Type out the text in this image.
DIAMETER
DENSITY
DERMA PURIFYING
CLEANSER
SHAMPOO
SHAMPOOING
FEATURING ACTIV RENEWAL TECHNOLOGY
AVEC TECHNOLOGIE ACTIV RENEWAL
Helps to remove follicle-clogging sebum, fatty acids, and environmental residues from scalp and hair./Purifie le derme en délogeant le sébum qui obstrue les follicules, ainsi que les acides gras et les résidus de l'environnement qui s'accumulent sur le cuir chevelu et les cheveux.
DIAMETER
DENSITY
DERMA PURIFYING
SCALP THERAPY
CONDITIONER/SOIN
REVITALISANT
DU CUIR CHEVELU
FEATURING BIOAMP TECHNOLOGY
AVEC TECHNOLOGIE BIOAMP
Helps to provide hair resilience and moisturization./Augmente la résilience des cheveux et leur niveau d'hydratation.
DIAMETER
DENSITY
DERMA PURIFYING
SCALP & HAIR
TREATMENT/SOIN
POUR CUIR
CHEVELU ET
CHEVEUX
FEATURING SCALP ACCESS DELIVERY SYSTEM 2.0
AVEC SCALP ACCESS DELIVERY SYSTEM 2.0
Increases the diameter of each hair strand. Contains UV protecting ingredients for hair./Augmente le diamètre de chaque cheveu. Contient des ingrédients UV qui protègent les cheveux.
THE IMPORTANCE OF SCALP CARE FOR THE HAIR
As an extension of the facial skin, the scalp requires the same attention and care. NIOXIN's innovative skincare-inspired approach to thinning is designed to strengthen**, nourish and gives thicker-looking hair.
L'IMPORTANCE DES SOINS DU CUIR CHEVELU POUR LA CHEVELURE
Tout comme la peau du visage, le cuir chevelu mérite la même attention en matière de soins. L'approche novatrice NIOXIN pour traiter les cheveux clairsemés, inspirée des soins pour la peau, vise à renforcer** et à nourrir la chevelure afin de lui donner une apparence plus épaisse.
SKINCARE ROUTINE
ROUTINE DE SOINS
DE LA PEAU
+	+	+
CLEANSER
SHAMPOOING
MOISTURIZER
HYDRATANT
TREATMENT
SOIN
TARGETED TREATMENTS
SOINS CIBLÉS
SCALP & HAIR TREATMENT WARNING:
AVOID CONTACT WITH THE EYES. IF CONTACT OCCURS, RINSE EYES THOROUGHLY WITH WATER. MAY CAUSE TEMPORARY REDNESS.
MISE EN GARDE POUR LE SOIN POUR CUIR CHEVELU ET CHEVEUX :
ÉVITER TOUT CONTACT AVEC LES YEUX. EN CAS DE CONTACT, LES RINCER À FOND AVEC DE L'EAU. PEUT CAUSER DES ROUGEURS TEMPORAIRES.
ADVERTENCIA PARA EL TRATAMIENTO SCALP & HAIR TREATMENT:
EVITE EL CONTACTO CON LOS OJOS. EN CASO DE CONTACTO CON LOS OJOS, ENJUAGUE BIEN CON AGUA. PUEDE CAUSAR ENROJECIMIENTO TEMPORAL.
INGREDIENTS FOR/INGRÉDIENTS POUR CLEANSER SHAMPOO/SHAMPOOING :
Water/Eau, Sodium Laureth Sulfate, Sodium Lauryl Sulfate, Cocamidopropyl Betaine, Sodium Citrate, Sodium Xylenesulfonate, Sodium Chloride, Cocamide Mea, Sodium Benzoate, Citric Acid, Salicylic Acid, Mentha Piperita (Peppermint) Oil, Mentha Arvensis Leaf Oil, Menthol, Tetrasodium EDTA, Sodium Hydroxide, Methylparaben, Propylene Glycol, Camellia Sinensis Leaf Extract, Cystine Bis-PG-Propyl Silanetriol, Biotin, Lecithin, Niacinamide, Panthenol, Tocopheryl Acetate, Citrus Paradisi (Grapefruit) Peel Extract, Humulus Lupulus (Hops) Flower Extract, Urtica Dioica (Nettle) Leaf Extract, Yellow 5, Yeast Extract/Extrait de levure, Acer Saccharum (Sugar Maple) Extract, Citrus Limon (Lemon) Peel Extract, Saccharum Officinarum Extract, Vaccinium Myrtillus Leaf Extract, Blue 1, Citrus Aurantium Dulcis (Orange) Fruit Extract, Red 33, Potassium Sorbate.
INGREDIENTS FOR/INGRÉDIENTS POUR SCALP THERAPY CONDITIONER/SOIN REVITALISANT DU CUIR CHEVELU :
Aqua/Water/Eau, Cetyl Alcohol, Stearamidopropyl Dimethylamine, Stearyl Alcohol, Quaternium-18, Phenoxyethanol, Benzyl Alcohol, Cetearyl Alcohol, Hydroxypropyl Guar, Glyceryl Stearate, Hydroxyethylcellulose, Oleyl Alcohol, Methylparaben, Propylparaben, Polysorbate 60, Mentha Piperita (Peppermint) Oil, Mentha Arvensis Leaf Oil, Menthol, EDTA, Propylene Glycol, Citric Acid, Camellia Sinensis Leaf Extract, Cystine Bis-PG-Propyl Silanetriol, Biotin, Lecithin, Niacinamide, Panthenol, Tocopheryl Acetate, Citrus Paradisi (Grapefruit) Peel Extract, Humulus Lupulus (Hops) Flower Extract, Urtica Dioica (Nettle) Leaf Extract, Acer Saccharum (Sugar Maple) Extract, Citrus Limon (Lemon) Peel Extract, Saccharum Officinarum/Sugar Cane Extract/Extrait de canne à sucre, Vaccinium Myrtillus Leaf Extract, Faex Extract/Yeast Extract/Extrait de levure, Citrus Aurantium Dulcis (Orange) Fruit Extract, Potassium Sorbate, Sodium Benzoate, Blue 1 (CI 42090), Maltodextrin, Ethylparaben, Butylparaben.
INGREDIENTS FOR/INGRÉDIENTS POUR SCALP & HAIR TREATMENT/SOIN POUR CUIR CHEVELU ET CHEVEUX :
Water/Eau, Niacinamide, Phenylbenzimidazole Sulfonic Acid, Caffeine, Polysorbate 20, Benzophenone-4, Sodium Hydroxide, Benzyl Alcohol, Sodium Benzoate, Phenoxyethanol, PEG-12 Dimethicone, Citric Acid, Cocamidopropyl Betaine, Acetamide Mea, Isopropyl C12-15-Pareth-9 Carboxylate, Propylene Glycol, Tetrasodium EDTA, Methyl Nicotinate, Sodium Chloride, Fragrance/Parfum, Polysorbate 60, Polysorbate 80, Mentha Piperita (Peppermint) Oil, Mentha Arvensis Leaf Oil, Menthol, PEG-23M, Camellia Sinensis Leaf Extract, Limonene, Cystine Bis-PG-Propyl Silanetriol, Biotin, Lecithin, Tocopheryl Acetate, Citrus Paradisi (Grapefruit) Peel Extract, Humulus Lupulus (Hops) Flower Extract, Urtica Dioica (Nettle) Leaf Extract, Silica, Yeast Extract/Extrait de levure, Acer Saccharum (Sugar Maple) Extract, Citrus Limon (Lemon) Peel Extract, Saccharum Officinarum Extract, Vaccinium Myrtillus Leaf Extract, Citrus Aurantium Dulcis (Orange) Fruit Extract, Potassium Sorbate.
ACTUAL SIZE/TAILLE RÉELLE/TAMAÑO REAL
==================================================
** YOUR GOAL **
Within the material above, find the lines that contain the word "AVEC"; copy them.

** THE REPLY **
AVEC TECHNOLOGIE ACTIV RENEWAL
AVEC TECHNOLOGIE BIOAMP
AVEC SCALP ACCESS DELIVERY SYSTEM 2.0
ÉVITER TOUT CONTACT AVEC LES YEUX. EN CAS DE CONTACT, LES RINCER À FOND AVEC DE L'EAU. PEUT CAUSER DES ROUGEURS TEMPORAIRES.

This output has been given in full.